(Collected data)
----------------

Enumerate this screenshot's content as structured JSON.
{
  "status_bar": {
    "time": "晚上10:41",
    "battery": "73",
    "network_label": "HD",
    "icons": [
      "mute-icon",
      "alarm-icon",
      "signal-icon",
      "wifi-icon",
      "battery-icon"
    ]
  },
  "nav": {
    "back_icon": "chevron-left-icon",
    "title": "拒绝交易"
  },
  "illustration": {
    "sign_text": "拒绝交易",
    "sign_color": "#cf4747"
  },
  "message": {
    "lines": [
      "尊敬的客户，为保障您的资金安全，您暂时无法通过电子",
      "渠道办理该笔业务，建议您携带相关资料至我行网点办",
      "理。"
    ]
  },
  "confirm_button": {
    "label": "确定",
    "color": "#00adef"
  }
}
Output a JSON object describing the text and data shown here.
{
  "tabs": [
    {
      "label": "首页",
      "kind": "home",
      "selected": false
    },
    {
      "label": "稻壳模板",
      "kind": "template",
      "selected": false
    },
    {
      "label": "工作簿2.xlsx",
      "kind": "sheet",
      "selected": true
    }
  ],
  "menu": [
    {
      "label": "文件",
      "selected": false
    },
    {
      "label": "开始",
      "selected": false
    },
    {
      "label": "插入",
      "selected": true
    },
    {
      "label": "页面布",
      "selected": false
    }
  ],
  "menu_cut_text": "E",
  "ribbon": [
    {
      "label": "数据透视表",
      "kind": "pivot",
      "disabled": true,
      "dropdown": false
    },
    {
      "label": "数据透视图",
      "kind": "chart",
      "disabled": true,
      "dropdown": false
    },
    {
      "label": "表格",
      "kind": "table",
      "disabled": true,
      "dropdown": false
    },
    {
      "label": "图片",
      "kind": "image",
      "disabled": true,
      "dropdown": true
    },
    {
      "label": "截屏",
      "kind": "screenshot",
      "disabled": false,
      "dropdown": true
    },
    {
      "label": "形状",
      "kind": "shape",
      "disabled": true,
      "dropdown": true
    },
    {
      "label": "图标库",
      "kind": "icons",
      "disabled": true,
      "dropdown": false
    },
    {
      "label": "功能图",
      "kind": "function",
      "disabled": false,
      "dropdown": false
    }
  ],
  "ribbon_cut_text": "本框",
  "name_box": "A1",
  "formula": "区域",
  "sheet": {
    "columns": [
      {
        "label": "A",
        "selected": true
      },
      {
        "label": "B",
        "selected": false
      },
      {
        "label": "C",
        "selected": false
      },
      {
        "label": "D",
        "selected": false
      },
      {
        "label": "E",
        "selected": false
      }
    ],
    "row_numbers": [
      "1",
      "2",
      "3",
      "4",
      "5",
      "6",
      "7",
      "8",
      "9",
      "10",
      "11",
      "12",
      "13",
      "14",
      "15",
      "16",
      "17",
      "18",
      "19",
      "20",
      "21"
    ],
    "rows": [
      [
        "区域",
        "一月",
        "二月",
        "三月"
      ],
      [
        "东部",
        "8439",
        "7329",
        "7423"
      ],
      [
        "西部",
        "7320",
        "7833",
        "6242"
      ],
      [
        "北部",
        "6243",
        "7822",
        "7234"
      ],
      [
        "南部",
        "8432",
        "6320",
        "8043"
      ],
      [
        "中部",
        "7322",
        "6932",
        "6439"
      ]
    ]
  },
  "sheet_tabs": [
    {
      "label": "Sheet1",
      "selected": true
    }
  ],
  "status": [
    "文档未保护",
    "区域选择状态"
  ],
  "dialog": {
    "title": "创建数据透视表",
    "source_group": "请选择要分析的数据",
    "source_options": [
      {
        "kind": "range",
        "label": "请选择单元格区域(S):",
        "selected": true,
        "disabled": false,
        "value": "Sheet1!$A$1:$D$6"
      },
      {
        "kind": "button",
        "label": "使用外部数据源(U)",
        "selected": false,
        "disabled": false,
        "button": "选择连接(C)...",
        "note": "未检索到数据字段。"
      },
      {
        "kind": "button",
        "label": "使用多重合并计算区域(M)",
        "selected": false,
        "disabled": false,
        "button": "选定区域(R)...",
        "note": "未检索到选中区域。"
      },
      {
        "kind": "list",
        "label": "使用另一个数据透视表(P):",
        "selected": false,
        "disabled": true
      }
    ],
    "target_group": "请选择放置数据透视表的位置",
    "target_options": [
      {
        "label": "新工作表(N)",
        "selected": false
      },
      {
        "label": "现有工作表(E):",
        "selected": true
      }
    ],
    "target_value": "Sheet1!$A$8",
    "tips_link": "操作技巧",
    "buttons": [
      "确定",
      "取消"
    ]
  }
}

----------------

- EXERCISE DETAILS: Repeat every record, keeping each word and mark exactly as it is.

- TASK OUTPUT:
Enumerate this screenshot's content as structured JSON.
{
  "status_bar": {
    "time": "晚上10:41",
    "battery": "73",
    "network_label": "HD",
    "icons": [
      "mute-icon",
      "alarm-icon",
      "signal-icon",
      "wifi-icon",
      "battery-icon"
    ]
  },
  "nav": {
    "back_icon": "chevron-left-icon",
    "title": "拒绝交易"
  },
  "illustration": {
    "sign_text": "拒绝交易",
    "sign_color": "#cf4747"
  },
  "message": {
    "lines": [
      "尊敬的客户，为保障您的资金安全，您暂时无法通过电子",
      "渠道办理该笔业务，建议您携带相关资料至我行网点办",
      "理。"
    ]
  },
  "confirm_button": {
    "label": "确定",
    "color": "#00adef"
  }
}
Output a JSON object describing the text and data shown here.
{
  "tabs": [
    {
      "label": "首页",
      "kind": "home",
      "selected": false
    },
    {
      "label": "稻壳模板",
      "kind": "template",
      "selected": false
    },
    {
      "label": "工作簿2.xlsx",
      "kind": "sheet",
      "selected": true
    }
  ],
  "menu": [
    {
      "label": "文件",
      "selected": false
    },
    {
      "label": "开始",
      "selected": false
    },
    {
      "label": "插入",
      "selected": true
    },
    {
      "label": "页面布",
      "selected": false
    }
  ],
  "menu_cut_text": "E",
  "ribbon": [
    {
      "label": "数据透视表",
      "kind": "pivot",
      "disabled": true,
      "dropdown": false
    },
    {
      "label": "数据透视图",
      "kind": "chart",
      "disabled": true,
      "dropdown": false
    },
    {
      "label": "表格",
      "kind": "table",
      "disabled": true,
      "dropdown": false
    },
    {
      "label": "图片",
      "kind": "image",
      "disabled": true,
      "dropdown": true
    },
    {
      "label": "截屏",
      "kind": "screenshot",
      "disabled": false,
      "dropdown": true
    },
    {
      "label": "形状",
      "kind": "shape",
      "disabled": true,
      "dropdown": true
    },
    {
      "label": "图标库",
      "kind": "icons",
      "disabled": true,
      "dropdown": false
    },
    {
      "label": "功能图",
      "kind": "function",
      "disabled": false,
      "dropdown": false
    }
  ],
  "ribbon_cut_text": "本框",
  "name_box": "A1",
  "formula": "区域",
  "sheet": {
    "columns": [
      {
        "label": "A",
        "selected": true
      },
      {
        "label": "B",
        "selected": false
      },
      {
        "label": "C",
        "selected": false
      },
      {
        "label": "D",
        "selected": false
      },
      {
        "label": "E",
        "selected": false
      }
    ],
    "row_numbers": [
      "1",
      "2",
      "3",
      "4",
      "5",
      "6",
      "7",
      "8",
      "9",
      "10",
      "11",
      "12",
      "13",
      "14",
      "15",
      "16",
      "17",
      "18",
      "19",
      "20",
      "21"
    ],
    "rows": [
      [
        "区域",
        "一月",
        "二月",
        "三月"
      ],
      [
        "东部",
        "8439",
        "7329",
        "7423"
      ],
      [
        "西部",
        "7320",
        "7833",
        "6242"
      ],
      [
        "北部",
        "6243",
        "7822",
        "7234"
      ],
      [
        "南部",
        "8432",
        "6320",
        "8043"
      ],
      [
        "中部",
        "7322",
        "6932",
        "6439"
      ]
    ]
  },
  "sheet_tabs": [
    {
      "label": "Sheet1",
      "selected": true
    }
  ],
  "status": [
    "文档未保护",
    "区域选择状态"
  ],
  "dialog": {
    "title": "创建数据透视表",
    "source_group": "请选择要分析的数据",
    "source_options": [
      {
        "kind": "range",
        "label": "请选择单元格区域(S):",
        "selected": true,
        "disabled": false,
        "value": "Sheet1!$A$1:$D$6"
      },
      {
        "kind": "button",
        "label": "使用外部数据源(U)",
        "selected": false,
        "disabled": false,
        "button": "选择连接(C)...",
        "note": "未检索到数据字段。"
      },
      {
        "kind": "button",
        "label": "使用多重合并计算区域(M)",
        "selected": false,
        "disabled": false,
        "button": "选定区域(R)...",
        "note": "未检索到选中区域。"
      },
      {
        "kind": "list",
        "label": "使用另一个数据透视表(P):",
        "selected": false,
        "disabled": true
      }
    ],
    "target_group": "请选择放置数据透视表的位置",
    "target_options": [
      {
        "label": "新工作表(N)",
        "selected": false
      },
      {
        "label": "现有工作表(E):",
        "selected": true
      }
    ],
    "target_value": "Sheet1!$A$8",
    "tips_link": "操作技巧",
    "buttons": [
      "确定",
      "取消"
    ]
  }
}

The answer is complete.